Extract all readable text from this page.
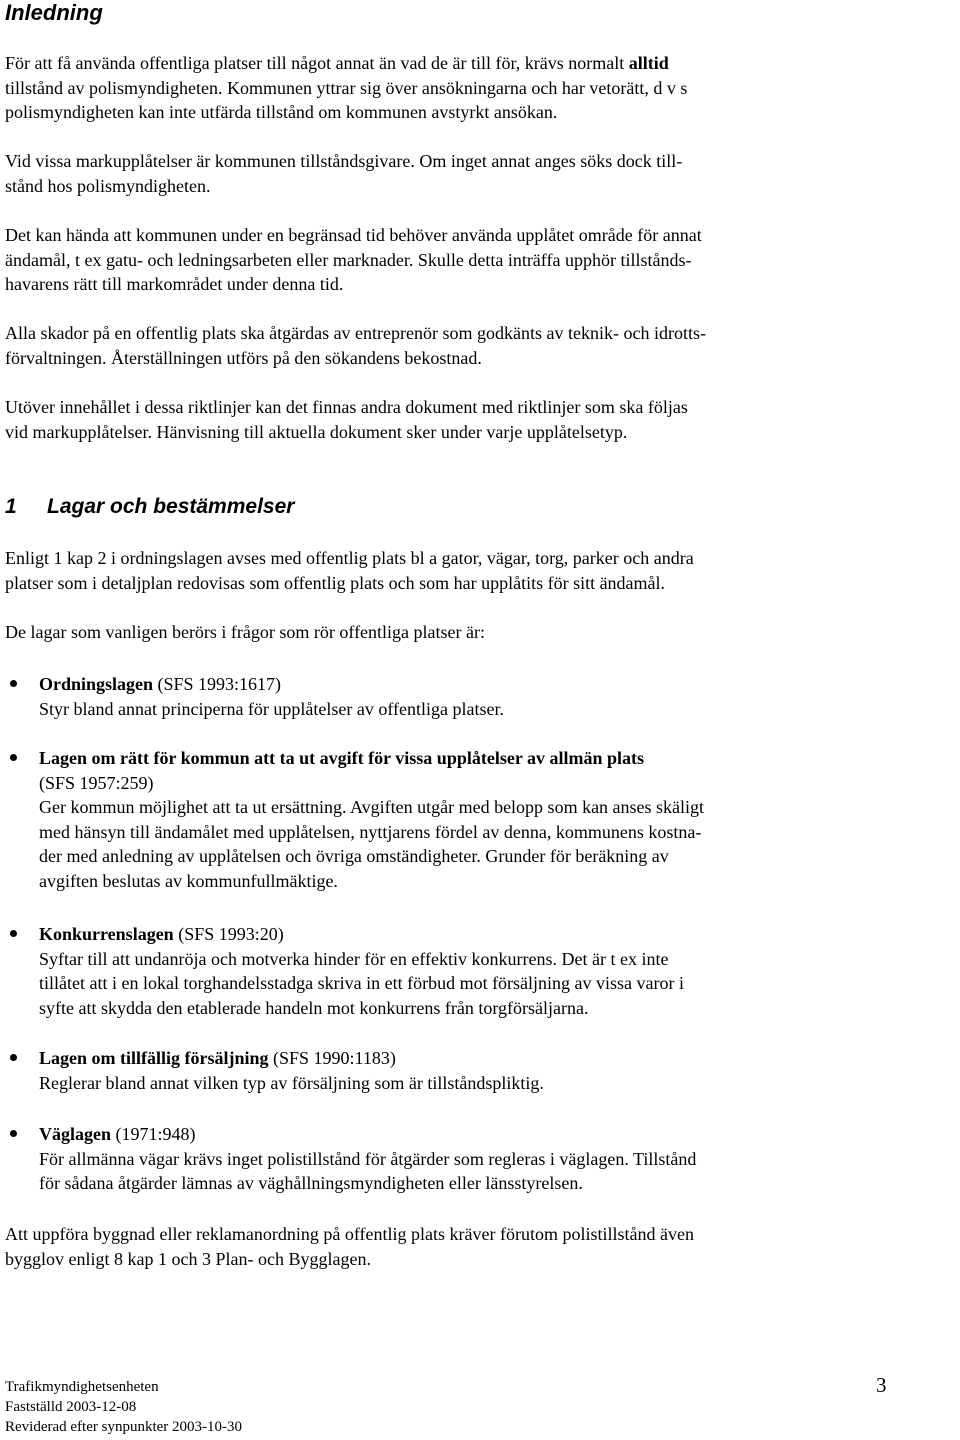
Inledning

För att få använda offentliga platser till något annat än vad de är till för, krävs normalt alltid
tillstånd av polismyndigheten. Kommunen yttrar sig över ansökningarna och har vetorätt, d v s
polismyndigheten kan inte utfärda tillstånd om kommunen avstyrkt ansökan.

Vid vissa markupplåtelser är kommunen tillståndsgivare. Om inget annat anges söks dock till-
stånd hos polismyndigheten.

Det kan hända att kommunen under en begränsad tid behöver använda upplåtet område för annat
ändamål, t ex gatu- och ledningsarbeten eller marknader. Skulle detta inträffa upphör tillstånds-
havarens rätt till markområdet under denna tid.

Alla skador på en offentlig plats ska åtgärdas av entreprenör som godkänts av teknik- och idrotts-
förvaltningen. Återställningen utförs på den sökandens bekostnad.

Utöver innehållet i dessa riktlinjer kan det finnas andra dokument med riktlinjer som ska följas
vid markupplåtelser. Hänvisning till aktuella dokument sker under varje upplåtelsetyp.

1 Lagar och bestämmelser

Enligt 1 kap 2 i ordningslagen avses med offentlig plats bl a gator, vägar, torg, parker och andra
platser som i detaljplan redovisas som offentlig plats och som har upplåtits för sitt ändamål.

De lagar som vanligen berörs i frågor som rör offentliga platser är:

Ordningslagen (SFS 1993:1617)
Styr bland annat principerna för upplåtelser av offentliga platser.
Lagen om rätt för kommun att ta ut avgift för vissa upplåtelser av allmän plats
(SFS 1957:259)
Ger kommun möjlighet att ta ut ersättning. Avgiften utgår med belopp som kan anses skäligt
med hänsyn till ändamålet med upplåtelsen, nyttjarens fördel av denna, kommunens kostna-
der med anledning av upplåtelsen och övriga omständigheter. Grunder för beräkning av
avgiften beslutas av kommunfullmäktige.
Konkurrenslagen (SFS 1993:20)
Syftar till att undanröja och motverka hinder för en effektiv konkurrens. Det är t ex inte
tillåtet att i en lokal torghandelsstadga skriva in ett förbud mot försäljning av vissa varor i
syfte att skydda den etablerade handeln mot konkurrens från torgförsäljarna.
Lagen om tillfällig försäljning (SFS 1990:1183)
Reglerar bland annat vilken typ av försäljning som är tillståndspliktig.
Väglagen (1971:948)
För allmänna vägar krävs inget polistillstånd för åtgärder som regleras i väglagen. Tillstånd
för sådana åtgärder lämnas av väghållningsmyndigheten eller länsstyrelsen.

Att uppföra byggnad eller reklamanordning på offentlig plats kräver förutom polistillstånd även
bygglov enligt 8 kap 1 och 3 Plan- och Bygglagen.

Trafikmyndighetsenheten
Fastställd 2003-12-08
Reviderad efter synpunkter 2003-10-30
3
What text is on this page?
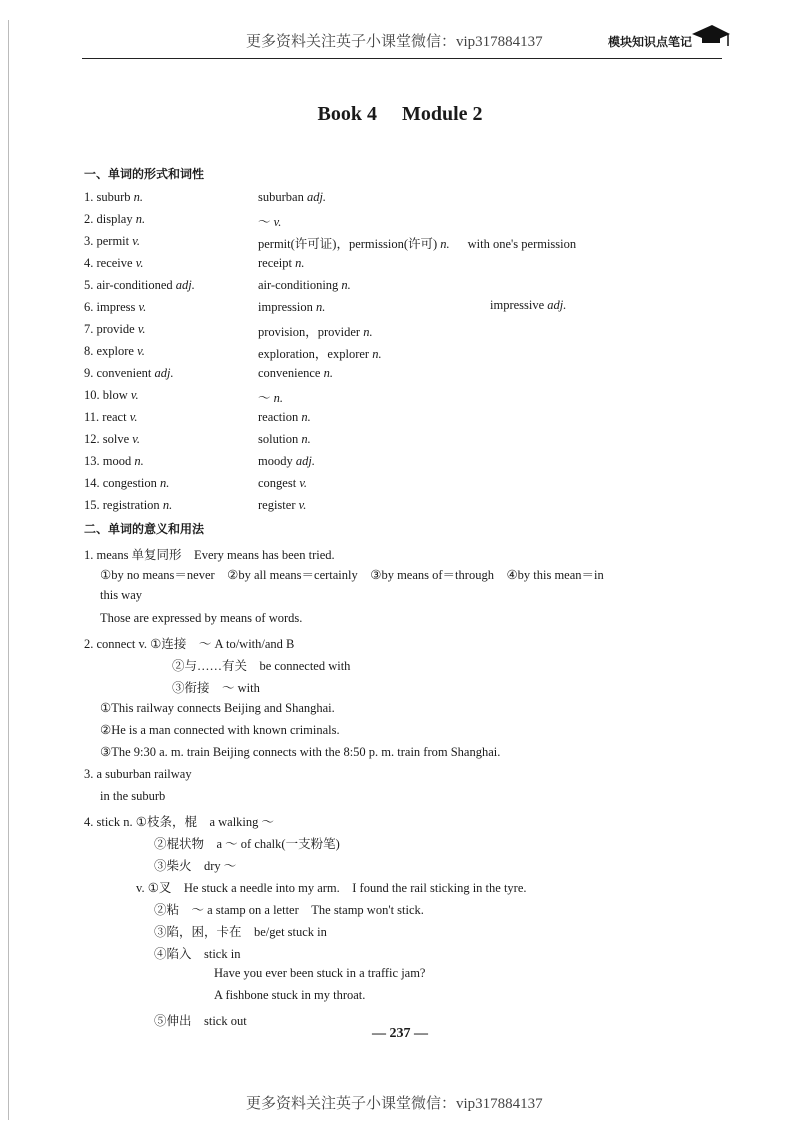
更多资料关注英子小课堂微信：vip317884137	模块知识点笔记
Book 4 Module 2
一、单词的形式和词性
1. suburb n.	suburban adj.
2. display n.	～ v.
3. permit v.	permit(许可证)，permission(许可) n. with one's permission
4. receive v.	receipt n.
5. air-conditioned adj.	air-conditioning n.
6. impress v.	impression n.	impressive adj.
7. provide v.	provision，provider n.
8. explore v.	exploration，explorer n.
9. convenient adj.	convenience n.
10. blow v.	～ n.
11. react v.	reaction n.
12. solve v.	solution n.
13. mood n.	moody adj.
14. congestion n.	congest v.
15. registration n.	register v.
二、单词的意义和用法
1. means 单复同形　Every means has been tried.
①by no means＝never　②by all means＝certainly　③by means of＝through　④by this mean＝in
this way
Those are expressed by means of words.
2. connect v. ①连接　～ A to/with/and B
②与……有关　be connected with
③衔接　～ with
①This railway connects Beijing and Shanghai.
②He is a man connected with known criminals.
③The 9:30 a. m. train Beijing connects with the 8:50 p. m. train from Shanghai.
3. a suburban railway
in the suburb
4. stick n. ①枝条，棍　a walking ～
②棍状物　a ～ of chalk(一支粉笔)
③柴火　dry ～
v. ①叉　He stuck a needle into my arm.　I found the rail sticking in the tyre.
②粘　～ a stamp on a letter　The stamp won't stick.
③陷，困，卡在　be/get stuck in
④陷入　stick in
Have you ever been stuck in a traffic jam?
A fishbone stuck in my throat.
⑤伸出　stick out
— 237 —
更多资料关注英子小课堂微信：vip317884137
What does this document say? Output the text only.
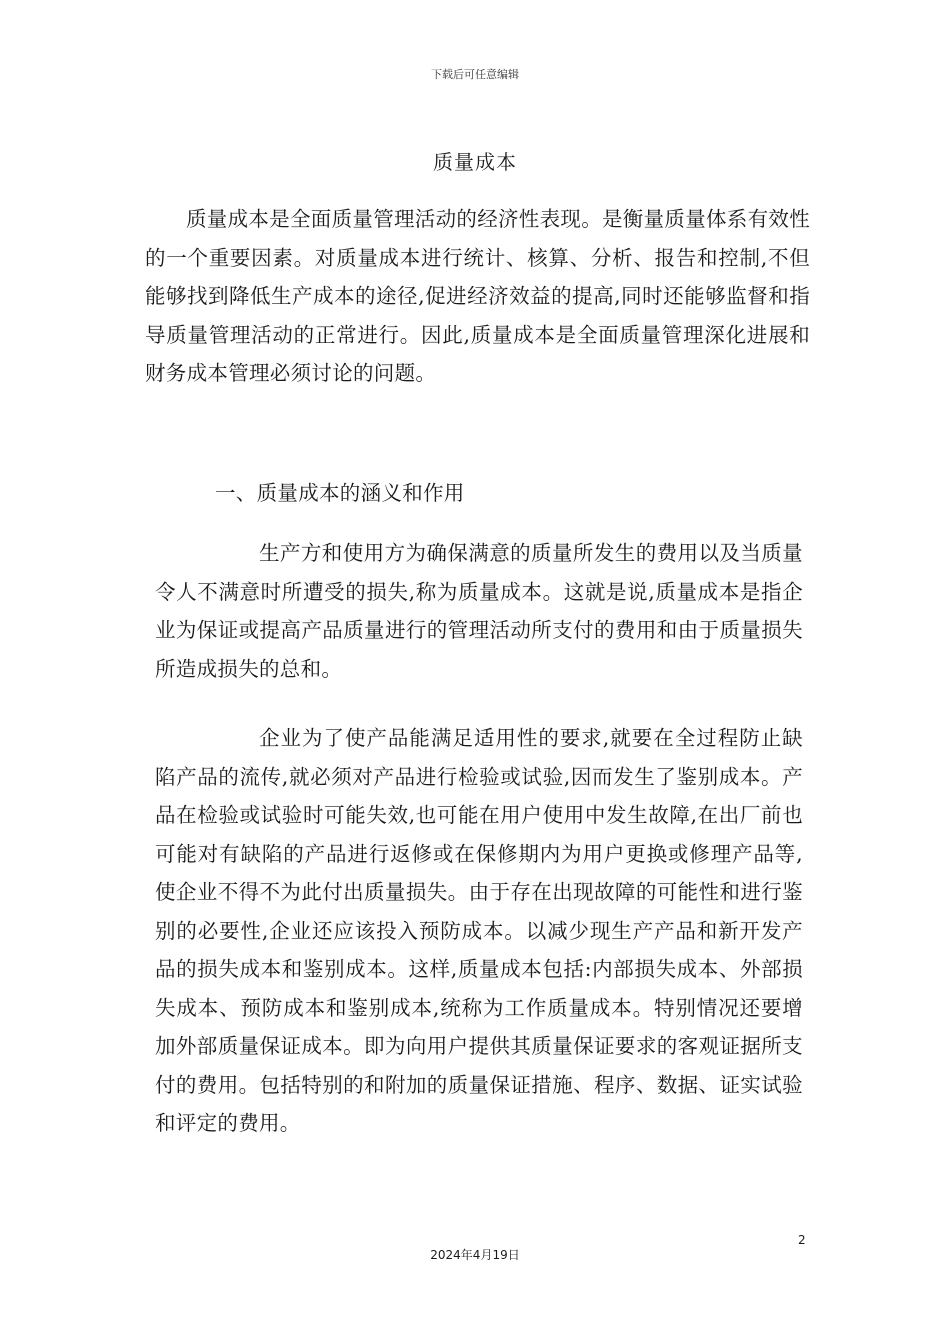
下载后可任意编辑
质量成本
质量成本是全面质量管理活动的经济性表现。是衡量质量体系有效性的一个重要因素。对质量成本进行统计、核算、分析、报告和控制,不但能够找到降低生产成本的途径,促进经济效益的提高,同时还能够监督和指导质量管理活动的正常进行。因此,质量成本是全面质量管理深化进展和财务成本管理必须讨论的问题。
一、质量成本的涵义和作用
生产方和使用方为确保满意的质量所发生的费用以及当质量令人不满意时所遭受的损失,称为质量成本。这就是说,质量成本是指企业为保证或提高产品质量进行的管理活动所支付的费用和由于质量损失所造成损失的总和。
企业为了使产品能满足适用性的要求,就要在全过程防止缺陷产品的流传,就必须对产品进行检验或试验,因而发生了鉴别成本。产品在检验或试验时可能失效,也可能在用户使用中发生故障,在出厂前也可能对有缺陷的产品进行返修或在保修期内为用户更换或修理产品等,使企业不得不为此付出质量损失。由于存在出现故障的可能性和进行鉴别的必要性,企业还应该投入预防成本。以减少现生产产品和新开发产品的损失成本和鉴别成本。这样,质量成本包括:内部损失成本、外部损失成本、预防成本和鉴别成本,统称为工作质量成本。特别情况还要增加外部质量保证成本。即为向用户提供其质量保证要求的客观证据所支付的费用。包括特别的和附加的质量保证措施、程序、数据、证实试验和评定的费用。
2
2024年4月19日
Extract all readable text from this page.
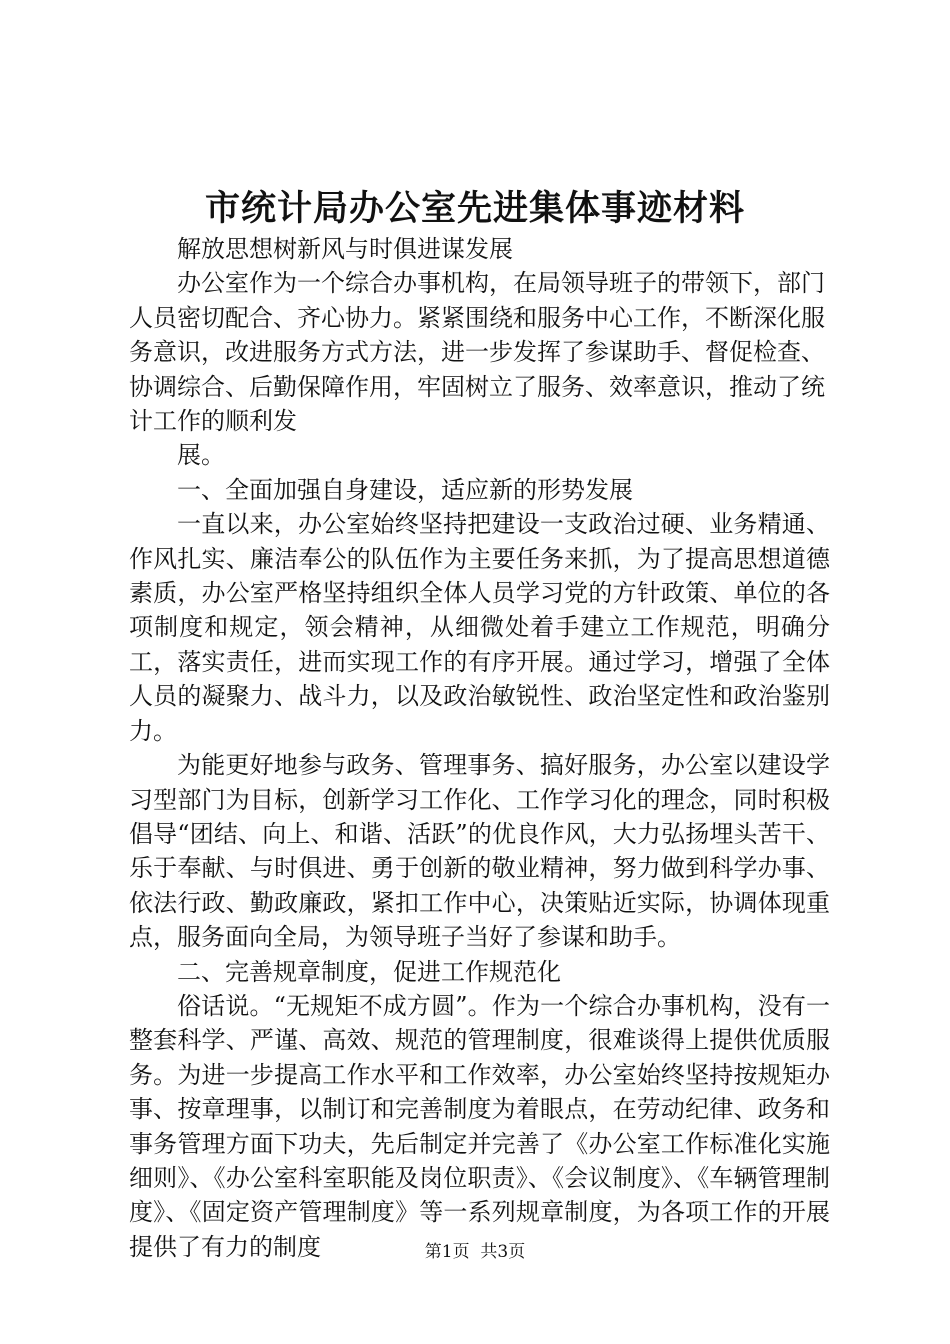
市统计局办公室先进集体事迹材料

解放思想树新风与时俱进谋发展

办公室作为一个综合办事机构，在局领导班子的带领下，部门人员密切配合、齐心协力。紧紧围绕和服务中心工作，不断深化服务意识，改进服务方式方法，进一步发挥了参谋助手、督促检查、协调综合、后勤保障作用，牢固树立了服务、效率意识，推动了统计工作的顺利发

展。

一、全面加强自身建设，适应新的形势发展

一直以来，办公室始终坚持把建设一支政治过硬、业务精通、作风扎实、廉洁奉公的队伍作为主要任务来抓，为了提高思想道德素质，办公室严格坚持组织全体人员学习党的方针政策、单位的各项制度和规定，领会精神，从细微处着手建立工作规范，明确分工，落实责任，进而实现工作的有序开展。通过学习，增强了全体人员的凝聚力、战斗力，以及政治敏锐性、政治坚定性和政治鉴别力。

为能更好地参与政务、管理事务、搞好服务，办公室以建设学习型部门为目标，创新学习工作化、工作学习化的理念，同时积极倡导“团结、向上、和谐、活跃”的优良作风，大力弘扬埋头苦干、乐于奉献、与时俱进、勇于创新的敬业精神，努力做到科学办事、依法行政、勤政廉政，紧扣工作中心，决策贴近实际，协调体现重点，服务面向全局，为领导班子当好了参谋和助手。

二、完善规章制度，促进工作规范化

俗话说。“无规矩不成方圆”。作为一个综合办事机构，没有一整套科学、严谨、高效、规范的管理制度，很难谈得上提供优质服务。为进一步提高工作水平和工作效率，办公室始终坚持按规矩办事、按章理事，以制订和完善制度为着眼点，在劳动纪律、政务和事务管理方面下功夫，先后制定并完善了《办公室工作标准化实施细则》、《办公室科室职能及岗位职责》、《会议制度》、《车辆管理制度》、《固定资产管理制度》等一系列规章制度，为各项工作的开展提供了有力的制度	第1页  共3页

=-=-=

§ What you have to do
Leave out all pictures and retype precisely the lines that run from the line containing "What does this" to the last line of the records.

§ Response to the task
What does this document say? Output the text only.
下载后可任意编辑
质量成本
质量成本是全面质量管理活动的经济性表现。是衡量质量体系有效性的一个重要因素。对质量成本进行统计、核算、分析、报告和控制,不但能够找到降低生产成本的途径,促进经济效益的提高,同时还能够监督和指导质量管理活动的正常进行。因此,质量成本是全面质量管理深化进展和财务成本管理必须讨论的问题。
一、质量成本的涵义和作用
生产方和使用方为确保满意的质量所发生的费用以及当质量令人不满意时所遭受的损失,称为质量成本。这就是说,质量成本是指企业为保证或提高产品质量进行的管理活动所支付的费用和由于质量损失所造成损失的总和。
企业为了使产品能满足适用性的要求,就要在全过程防止缺陷产品的流传,就必须对产品进行检验或试验,因而发生了鉴别成本。产品在检验或试验时可能失效,也可能在用户使用中发生故障,在出厂前也可能对有缺陷的产品进行返修或在保修期内为用户更换或修理产品等,使企业不得不为此付出质量损失。由于存在出现故障的可能性和进行鉴别的必要性,企业还应该投入预防成本。以减少现生产产品和新开发产品的损失成本和鉴别成本。这样,质量成本包括:内部损失成本、外部损失成本、预防成本和鉴别成本,统称为工作质量成本。特别情况还要增加外部质量保证成本。即为向用户提供其质量保证要求的客观证据所支付的费用。包括特别的和附加的质量保证措施、程序、数据、证实试验和评定的费用。
2
2024年4月19日
Extract all readable text from this page.
市统计局办公室先进集体事迹材料

解放思想树新风与时俱进谋发展

办公室作为一个综合办事机构，在局领导班子的带领下，部门人员密切配合、齐心协力。紧紧围绕和服务中心工作，不断深化服务意识，改进服务方式方法，进一步发挥了参谋助手、督促检查、协调综合、后勤保障作用，牢固树立了服务、效率意识，推动了统计工作的顺利发

展。

一、全面加强自身建设，适应新的形势发展

一直以来，办公室始终坚持把建设一支政治过硬、业务精通、作风扎实、廉洁奉公的队伍作为主要任务来抓，为了提高思想道德素质，办公室严格坚持组织全体人员学习党的方针政策、单位的各项制度和规定，领会精神，从细微处着手建立工作规范，明确分工，落实责任，进而实现工作的有序开展。通过学习，增强了全体人员的凝聚力、战斗力，以及政治敏锐性、政治坚定性和政治鉴别力。

为能更好地参与政务、管理事务、搞好服务，办公室以建设学习型部门为目标，创新学习工作化、工作学习化的理念，同时积极倡导“团结、向上、和谐、活跃”的优良作风，大力弘扬埋头苦干、乐于奉献、与时俱进、勇于创新的敬业精神，努力做到科学办事、依法行政、勤政廉政，紧扣工作中心，决策贴近实际，协调体现重点，服务面向全局，为领导班子当好了参谋和助手。

二、完善规章制度，促进工作规范化

俗话说。“无规矩不成方圆”。作为一个综合办事机构，没有一整套科学、严谨、高效、规范的管理制度，很难谈得上提供优质服务。为进一步提高工作水平和工作效率，办公室始终坚持按规矩办事、按章理事，以制订和完善制度为着眼点，在劳动纪律、政务和事务管理方面下功夫，先后制定并完善了《办公室工作标准化实施细则》、《办公室科室职能及岗位职责》、《会议制度》、《车辆管理制度》、《固定资产管理制度》等一系列规章制度，为各项工作的开展提供了有力的制度	第1页  共3页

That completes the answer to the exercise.